Record excerpts —
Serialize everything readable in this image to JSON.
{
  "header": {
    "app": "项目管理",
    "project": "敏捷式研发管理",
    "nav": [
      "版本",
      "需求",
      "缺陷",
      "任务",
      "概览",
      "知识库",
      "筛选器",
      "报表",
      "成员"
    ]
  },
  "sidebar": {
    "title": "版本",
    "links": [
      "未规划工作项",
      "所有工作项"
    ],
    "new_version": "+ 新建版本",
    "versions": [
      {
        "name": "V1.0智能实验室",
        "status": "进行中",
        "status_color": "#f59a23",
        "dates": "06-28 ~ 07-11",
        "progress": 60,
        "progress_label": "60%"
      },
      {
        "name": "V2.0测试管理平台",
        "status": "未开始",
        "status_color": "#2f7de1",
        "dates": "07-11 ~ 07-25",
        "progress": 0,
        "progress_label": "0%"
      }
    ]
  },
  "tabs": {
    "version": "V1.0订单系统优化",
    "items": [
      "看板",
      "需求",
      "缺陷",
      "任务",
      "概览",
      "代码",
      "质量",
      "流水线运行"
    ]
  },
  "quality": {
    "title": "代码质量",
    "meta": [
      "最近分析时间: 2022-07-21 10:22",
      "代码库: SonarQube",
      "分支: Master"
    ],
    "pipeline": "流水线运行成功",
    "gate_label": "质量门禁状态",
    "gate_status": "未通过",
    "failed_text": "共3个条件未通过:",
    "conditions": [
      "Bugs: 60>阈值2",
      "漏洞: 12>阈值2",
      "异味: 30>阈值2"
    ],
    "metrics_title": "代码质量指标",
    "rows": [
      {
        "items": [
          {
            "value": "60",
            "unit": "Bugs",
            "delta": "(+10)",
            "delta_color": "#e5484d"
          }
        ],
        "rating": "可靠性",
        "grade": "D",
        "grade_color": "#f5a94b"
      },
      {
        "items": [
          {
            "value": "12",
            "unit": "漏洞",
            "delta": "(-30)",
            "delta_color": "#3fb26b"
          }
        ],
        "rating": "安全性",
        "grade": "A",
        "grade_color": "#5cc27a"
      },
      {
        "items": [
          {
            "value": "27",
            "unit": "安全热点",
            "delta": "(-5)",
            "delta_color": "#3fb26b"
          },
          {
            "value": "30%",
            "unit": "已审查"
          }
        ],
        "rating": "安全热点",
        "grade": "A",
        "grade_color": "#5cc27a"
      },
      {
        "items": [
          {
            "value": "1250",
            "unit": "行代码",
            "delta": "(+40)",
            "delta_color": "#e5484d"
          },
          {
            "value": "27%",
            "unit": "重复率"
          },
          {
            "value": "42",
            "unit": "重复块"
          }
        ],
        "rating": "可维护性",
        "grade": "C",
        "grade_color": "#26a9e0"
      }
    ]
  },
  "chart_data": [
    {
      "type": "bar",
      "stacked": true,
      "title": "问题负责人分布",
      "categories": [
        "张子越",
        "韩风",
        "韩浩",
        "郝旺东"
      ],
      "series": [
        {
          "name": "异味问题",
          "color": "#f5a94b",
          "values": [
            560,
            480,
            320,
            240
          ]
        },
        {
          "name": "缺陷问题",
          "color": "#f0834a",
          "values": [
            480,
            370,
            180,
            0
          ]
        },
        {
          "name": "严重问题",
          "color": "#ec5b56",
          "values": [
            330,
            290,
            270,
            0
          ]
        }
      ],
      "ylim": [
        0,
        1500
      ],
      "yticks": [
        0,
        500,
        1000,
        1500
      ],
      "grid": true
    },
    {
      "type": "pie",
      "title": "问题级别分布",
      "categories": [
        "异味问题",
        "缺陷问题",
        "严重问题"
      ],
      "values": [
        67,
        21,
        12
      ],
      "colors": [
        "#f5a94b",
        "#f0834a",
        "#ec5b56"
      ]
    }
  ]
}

What is needed — Check each line above for the word "rating", and copy the lines where it appears.

Solution for this problem —
        "rating": "可靠性",
        "rating": "安全性",
        "rating": "安全热点",
        "rating": "可维护性",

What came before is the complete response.